- _Records shown_
--- --- ---
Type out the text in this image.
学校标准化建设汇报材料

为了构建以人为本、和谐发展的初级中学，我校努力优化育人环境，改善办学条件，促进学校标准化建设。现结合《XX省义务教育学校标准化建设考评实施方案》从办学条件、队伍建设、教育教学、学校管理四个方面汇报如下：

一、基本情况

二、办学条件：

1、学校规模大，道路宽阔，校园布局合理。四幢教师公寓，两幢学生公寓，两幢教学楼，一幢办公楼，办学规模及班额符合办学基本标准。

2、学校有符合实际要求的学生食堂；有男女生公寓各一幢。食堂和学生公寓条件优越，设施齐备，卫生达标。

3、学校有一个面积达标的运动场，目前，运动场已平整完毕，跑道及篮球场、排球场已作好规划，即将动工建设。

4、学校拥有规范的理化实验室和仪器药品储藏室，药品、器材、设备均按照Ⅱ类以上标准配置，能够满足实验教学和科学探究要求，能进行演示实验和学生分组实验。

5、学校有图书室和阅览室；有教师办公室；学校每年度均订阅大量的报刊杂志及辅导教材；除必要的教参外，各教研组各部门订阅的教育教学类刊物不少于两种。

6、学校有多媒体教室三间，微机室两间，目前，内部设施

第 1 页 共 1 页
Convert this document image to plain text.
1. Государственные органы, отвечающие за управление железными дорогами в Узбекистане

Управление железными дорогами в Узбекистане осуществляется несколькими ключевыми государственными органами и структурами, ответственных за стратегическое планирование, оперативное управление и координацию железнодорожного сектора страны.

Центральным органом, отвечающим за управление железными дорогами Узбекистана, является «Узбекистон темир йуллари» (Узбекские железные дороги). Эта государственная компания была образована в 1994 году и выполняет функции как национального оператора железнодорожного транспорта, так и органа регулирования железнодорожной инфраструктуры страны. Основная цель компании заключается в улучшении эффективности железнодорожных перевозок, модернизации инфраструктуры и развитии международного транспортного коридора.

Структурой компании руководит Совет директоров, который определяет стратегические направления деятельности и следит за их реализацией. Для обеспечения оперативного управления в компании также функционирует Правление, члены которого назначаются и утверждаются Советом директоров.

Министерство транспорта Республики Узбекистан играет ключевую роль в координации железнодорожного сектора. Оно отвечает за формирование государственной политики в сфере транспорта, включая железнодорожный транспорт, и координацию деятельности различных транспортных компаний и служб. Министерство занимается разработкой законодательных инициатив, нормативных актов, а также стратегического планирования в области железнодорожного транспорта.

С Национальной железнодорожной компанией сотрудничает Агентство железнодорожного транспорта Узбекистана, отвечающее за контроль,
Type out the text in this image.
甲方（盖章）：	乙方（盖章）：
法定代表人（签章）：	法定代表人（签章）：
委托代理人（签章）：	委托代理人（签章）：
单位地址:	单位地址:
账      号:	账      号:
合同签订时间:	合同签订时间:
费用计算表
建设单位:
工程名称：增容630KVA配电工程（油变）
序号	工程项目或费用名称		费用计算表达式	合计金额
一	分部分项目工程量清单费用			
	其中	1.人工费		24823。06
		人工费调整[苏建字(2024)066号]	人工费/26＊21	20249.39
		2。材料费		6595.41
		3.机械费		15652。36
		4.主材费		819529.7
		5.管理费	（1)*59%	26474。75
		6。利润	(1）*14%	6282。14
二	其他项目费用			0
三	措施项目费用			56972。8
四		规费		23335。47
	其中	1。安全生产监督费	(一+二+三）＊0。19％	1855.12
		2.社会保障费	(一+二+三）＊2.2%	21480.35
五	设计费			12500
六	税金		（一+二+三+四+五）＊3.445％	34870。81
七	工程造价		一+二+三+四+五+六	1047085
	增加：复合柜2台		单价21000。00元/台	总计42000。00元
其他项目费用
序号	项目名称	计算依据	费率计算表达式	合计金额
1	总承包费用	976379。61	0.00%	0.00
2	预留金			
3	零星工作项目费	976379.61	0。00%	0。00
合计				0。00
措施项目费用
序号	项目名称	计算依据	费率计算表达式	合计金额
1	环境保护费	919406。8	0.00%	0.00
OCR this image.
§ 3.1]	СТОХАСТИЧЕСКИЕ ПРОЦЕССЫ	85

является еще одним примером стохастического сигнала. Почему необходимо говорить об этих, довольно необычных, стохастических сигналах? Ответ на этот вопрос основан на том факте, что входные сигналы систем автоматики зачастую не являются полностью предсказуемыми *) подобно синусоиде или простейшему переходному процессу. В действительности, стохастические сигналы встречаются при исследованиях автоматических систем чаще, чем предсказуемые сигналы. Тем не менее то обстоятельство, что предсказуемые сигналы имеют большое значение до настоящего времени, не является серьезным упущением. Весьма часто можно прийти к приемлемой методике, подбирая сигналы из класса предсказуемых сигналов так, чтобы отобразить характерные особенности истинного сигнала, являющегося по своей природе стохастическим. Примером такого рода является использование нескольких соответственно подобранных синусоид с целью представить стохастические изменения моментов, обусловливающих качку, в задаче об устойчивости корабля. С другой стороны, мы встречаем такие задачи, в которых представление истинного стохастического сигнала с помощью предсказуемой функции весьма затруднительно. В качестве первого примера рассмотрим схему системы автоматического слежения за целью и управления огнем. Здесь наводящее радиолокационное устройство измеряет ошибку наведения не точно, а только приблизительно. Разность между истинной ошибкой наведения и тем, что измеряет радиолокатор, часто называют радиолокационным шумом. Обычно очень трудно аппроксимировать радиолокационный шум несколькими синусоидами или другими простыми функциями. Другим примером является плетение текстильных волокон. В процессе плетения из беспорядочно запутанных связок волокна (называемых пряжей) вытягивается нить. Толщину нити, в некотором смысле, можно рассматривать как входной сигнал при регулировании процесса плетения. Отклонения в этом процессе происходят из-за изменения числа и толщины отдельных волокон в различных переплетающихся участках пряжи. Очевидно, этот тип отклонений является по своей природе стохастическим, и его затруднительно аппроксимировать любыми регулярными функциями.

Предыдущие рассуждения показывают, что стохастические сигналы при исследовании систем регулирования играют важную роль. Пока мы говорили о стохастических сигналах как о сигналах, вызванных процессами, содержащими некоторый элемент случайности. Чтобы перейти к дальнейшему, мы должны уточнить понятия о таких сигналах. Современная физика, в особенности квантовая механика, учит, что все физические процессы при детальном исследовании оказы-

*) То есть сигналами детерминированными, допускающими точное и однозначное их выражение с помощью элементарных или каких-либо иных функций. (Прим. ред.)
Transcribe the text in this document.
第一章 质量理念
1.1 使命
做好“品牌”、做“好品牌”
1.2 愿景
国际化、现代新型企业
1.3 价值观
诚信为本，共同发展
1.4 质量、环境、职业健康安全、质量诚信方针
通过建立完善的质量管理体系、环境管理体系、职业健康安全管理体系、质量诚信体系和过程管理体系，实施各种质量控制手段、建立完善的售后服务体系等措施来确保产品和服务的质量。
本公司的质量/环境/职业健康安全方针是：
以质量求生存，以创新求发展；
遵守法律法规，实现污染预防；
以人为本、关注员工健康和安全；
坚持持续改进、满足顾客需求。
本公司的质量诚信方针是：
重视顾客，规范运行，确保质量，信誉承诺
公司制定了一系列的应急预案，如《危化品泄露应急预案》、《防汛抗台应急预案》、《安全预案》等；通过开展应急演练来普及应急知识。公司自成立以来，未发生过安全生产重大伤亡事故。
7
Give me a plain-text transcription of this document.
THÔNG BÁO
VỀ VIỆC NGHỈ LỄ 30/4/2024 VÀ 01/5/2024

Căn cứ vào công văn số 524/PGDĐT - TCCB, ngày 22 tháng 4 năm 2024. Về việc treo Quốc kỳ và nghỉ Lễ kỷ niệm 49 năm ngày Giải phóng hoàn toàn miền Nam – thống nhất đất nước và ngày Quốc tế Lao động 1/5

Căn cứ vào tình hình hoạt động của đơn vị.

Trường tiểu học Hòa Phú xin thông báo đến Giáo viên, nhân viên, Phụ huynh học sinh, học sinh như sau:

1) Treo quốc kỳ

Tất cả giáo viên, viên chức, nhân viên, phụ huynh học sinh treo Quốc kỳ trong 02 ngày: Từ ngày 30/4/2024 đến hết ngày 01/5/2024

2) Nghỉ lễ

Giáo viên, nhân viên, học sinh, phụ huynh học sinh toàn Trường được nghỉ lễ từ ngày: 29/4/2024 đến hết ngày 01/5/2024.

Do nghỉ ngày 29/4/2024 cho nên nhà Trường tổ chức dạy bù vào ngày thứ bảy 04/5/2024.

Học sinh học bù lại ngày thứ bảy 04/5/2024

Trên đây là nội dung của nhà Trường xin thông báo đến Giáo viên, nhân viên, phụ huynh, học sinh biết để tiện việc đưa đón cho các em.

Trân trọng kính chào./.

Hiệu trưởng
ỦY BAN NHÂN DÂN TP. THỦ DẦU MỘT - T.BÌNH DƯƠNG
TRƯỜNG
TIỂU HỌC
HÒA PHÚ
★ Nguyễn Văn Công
--- --- ---
- _What the task requires_
Copy out each line of the material that holds the word "деятельности".

- _Answer to the problem_
Структурой компании руководит Совет директоров, который определяет стратегические направления деятельности и следит за их реализацией. Для обеспечения оперативного управления в компании также функционирует Правление, члены которого назначаются и утверждаются Советом директоров.
Министерство транспорта Республики Узбекистан играет ключевую роль в координации железнодорожного сектора. Оно отвечает за формирование государственной политики в сфере транспорта, включая железнодорожный транспорт, и координацию деятельности различных транспортных компаний и служб. Министерство занимается разработкой законодательных инициатив, нормативных актов, а также стратегического планирования в области железнодорожного транспорта.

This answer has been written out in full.